Memilih Damai
Yang Berani Capres dari Luar Jawa Harus Didukung
Pengamat mengajak masyarakat mendukung tokoh luar Pulau Jawa yang berani maju dalam Pilpres 2024.
TRIBUN-TIMUR.COM, MAKASSAR - Pengamat dan konsultan politik, Hasan Nasbi, mengajak masyarakat mendukung tokoh luar Pulau Jawa yang berani maju dalam Pemilihan Presiden (Pilpres) 2024.
Dia menyeru agar “mitos” hanya “orang di Pulau Jawa” yang bisa menjadi presiden di Indonesia.
Hal itu ditegaskan Komisaris Utama PT Cyrus Nusantara tersebut dalam Talkshow Nasional Tribun Series di Aula Prof Dr M Syukur Abdullah Fisipol Unhas, Tamalanrea, Makassar, Senin (14/11/2022).
Tribun Timur menghadirkan empat pengamat dan akademisi dalam talkshow yang dihadiri ratusan mahasiswa itu.
Mereka adalah Guru Besar UIN Alauddin Prof M Qasim Mathar, Dosen Sosiologi Politik Unhas M Iqbal Latief, dan Dosen Universitas Indonesia Panji Anugrah Permana.
Diskusi bertema “Memilih, Damai-Masihkah Berlaku The Iron Law of Indonesia Politics Jawa Adalah Kunci pada Pemilu 2024?” dipandu Paramitha Soemantri dan Editor in Chief Tribun Timur Nur Thamzil Thahir.

***

**TUGAS WAJIB**
**A.** Salin bagian berita talkshow ini tanpa mengubah apa pun: mulai dari kata-kata yang memuat "Dia menyeru agar", lalu berhenti setelah "Nur Thamzil Thahir.".
**B.** Menurut berita talkshow ini, siapa yang memandu diskusi tersebut?
**C.** Teruskan berita tentang talkshow Tribun Timur ini mulai dari sesudah kalimat terakhirnya.
Baris-baris berikut tidak berperan dalam hal ini.

**BARIS YANG DISEDIAKAN**
***

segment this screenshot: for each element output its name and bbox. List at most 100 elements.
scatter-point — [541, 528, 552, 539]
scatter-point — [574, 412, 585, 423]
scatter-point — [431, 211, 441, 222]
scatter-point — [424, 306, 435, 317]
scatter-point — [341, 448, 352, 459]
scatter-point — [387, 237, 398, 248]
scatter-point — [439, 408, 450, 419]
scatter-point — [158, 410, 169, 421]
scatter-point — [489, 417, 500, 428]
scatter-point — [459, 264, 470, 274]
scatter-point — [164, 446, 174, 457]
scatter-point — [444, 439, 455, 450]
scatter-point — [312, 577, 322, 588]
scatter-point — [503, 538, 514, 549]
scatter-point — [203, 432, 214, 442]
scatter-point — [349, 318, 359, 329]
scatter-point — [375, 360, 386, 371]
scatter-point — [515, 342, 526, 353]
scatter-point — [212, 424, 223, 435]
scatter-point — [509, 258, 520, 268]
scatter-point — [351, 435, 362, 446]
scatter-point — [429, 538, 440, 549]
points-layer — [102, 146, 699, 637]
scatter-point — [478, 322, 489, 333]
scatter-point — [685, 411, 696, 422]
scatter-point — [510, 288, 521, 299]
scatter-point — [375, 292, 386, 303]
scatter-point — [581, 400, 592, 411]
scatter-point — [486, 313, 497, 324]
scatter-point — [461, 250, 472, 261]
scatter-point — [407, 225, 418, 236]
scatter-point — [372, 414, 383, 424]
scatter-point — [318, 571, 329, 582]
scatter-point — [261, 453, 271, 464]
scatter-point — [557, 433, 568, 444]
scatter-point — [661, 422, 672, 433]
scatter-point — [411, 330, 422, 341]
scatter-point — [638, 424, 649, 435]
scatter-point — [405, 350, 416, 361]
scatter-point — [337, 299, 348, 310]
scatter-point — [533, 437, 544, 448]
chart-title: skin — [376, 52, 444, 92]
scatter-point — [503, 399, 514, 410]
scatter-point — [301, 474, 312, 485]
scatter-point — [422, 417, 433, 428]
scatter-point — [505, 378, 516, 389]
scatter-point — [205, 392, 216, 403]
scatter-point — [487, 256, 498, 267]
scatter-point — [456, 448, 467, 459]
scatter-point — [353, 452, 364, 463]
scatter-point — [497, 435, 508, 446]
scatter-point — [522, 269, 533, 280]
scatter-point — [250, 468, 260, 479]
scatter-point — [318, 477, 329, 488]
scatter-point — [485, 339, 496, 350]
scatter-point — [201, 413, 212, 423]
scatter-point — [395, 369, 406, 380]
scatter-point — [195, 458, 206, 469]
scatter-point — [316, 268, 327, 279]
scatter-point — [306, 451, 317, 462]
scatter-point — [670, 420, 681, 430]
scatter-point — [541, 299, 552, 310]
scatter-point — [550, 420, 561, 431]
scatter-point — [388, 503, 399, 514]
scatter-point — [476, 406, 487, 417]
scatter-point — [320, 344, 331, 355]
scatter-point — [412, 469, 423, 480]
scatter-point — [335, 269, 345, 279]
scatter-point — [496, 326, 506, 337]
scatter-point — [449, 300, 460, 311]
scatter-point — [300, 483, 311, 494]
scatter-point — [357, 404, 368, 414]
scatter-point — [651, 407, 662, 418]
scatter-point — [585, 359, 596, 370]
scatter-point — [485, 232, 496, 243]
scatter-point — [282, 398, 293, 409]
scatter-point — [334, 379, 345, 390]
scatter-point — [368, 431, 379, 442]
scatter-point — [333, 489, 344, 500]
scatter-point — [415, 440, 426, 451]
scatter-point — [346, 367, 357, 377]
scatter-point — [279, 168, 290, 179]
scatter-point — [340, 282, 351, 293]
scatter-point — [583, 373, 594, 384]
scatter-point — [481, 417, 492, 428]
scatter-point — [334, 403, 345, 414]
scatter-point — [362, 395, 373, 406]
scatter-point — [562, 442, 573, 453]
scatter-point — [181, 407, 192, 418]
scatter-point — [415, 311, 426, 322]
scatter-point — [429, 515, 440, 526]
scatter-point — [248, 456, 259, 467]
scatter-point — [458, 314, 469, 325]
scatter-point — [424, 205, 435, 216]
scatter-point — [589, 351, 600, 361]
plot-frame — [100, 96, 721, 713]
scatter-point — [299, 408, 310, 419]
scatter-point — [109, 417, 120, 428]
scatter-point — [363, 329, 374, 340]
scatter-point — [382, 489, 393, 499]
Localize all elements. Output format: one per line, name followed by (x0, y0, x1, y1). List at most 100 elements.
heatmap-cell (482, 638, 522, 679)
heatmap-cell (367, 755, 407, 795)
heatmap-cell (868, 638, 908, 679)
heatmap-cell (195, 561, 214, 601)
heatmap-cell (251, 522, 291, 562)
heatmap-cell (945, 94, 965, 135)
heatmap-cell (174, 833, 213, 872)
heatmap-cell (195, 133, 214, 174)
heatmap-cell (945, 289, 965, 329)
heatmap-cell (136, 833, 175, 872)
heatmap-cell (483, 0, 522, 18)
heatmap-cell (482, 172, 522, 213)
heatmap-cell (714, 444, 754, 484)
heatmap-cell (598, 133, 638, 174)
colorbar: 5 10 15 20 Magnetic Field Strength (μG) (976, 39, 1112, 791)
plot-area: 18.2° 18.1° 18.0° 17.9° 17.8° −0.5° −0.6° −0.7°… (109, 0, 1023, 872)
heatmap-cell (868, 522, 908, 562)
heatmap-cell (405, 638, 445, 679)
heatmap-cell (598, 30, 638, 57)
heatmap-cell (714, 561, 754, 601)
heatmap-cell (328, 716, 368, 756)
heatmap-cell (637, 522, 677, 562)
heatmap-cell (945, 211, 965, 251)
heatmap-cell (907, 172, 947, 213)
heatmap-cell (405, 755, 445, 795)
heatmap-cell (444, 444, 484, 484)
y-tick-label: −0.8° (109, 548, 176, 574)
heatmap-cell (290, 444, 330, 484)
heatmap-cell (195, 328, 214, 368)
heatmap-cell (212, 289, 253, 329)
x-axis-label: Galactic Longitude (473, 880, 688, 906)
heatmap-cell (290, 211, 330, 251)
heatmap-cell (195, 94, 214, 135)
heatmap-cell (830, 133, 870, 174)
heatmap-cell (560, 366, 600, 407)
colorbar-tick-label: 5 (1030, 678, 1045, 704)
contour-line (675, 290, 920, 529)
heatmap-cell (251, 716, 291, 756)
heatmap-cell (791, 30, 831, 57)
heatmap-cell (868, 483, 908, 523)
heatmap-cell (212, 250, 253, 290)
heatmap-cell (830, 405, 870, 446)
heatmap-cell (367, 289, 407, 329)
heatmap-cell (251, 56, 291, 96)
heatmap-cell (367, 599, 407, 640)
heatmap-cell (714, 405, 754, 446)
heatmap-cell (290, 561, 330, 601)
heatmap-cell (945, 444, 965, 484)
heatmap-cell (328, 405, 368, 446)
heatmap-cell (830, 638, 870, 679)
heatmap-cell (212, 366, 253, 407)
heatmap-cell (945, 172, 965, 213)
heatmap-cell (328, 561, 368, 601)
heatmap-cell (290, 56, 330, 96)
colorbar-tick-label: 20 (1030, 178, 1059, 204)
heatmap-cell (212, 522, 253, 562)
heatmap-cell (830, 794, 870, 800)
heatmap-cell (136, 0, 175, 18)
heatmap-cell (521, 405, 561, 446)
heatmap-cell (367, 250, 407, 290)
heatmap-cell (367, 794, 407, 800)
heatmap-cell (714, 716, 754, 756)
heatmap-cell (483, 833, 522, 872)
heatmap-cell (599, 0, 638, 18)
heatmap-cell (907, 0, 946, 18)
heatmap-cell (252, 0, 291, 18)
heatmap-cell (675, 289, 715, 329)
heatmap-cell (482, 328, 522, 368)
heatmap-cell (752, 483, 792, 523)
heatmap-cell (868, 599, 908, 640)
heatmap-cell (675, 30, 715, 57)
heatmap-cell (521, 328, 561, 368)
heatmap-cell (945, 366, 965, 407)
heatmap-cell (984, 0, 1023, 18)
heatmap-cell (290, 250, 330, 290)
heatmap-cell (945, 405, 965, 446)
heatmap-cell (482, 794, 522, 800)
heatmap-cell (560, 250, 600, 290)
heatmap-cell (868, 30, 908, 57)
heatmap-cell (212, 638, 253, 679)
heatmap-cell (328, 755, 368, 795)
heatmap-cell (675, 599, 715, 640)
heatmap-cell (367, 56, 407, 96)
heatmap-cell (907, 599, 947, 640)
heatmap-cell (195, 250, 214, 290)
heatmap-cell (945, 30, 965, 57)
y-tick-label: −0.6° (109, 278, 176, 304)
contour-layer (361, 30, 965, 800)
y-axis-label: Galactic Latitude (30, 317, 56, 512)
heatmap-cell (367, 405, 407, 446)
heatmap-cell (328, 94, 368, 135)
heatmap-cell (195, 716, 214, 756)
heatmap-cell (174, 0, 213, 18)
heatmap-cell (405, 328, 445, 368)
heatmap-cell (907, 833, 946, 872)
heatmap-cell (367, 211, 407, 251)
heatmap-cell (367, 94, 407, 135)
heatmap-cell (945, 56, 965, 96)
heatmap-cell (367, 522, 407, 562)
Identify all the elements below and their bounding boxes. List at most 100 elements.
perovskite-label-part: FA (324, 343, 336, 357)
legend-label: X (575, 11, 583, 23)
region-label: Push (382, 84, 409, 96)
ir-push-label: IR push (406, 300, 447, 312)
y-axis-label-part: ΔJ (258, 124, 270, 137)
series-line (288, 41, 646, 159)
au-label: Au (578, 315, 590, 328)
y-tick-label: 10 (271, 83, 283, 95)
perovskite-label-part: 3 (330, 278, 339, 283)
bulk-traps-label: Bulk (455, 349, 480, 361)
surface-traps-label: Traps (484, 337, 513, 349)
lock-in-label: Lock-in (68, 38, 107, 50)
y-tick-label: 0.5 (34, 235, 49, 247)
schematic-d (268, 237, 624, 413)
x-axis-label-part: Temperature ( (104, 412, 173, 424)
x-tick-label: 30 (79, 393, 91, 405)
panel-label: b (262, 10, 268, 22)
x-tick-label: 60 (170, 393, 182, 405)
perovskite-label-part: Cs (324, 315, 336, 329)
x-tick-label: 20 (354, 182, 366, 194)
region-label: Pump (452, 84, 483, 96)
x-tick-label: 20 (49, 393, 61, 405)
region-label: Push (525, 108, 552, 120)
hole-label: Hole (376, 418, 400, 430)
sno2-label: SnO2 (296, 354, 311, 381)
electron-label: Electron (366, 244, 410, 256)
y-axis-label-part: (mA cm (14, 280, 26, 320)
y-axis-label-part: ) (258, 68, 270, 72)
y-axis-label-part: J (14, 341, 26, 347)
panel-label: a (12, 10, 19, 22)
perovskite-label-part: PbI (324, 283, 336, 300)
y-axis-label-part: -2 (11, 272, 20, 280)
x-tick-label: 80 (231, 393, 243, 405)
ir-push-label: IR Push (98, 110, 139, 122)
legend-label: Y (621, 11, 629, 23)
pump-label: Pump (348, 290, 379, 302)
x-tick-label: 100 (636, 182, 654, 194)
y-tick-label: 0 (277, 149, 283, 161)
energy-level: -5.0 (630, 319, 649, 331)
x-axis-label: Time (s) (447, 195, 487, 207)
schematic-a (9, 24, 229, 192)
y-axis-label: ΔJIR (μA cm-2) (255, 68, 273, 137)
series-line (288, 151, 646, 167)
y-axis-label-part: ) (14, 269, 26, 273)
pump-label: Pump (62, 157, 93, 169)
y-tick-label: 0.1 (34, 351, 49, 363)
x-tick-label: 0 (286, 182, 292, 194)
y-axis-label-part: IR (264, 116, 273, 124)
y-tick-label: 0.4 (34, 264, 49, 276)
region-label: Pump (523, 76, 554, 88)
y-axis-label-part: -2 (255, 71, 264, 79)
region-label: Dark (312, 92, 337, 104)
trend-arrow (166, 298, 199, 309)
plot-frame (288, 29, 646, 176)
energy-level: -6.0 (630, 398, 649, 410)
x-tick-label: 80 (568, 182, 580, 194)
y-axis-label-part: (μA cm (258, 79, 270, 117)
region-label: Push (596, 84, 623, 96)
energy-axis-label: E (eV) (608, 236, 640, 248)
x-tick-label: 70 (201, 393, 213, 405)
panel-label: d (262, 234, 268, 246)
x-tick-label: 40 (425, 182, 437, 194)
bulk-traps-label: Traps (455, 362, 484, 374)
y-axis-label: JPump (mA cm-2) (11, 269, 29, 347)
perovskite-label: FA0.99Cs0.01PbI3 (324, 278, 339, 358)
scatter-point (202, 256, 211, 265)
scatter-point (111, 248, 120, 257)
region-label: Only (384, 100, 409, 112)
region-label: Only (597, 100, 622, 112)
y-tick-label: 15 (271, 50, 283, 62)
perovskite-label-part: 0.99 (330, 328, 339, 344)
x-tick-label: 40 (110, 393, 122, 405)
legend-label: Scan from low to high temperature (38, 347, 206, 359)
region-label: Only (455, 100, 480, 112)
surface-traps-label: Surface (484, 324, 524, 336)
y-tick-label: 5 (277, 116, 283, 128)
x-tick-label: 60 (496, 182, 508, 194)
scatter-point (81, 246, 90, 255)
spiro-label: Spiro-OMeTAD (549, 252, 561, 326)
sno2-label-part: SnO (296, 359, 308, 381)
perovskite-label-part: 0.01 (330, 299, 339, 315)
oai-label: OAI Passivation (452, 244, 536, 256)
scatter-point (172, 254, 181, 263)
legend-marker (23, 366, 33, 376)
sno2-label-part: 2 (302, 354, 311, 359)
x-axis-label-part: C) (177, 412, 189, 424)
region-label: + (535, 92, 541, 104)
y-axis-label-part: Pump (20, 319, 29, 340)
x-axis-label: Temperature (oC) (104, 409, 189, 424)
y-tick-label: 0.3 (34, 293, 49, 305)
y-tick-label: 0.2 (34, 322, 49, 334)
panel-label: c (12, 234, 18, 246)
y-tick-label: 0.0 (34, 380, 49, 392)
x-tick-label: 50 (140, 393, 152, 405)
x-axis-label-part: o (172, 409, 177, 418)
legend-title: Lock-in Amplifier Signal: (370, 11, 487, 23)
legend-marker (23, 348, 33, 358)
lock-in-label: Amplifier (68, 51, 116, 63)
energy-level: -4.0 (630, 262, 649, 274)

***

**JAWABAN LATIHAN**
**A.**
Dia menyeru agar “mitos” hanya “orang di Pulau Jawa” yang bisa menjadi presiden di Indonesia.
Hal itu ditegaskan Komisaris Utama PT Cyrus Nusantara tersebut dalam Talkshow Nasional Tribun Series di Aula Prof Dr M Syukur Abdullah Fisipol Unhas, Tamalanrea, Makassar, Senin (14/11/2022).
Tribun Timur menghadirkan empat pengamat dan akademisi dalam talkshow yang dihadiri ratusan mahasiswa itu.
Mereka adalah Guru Besar UIN Alauddin Prof M Qasim Mathar, Dosen Sosiologi Politik Unhas M Iqbal Latief, dan Dosen Universitas Indonesia Panji Anugrah Permana.
Diskusi bertema “Memilih, Damai-Masihkah Berlaku The Iron Law of Indonesia Politics Jawa Adalah Kunci pada Pemilu 2024?” dipandu Paramitha Soemantri dan Editor in Chief Tribun Timur Nur Thamzil Thahir.

**B.** Paramitha Soemantri dan Editor in Chief Tribun Timur Nur Thamzil Thahir.

**C.**
Selama ini, Pulau Jawa menjadi momok dalam Pilpres Indonesia. Itu karena 60 persen suara ada di Pulau Jawa, 20 persen di Pulau Sumatera, dan 20 persen di Pulau Sulawesi, Kalimantan dan lainnya.
Meski demikian, itu bukan berarti calon dari luar Jawa tidak ada peluang menang lagi.
Yang dimaksud calon dari luar Jawa itu adalah calonnya bukan orang Jawa dan atau calonnya bukan berasal dari Jawa.
“Calon dari luar Jawa harus berani coba. Kalau ada calon dari luar Jawa itu harus didukung,” ujar Hasan.
Pernyataan mantan wartawan Kompas itu menjawab pertanyaan mahasiswa Fakultas Ekonomi Bisnis UNM, Nur Fami.
“Apa yang membuat calon dari non-Jawa sulit bersaing dalam Pilpres?” tanya Nur Fahmi.
Ketika Paramitha Soemantri menyilakan Hasan menjawab, spontan dia menjawab “Kan baru sekali dicoba!”
“Jadi belum bisa jadi patokan,” ujar Paramitha.
“Maksud saya, kalau ada yang berani coba lagi kalau didukung,” tegas Hasan.
Hasan Nasbi mengatakan pemilih harus legowo melihat Pulau Jawa yang menjadi lumbung suara.
Bahkan ia menyampaikan jumlah populasi di Pulau Jawa terbanyak di dunia.
"Jawa itu The Most Populated Island in the World bahkan penduduk pulau Jawa lebih besar dari Rusia," kata Hasan.
Dalam politik, Hasan mengibaratkan pulau Jawa seperti kolam ikan.
Besarnya penduduk pulau Jawa bisa menjadi kunci menduduki kursi presiden.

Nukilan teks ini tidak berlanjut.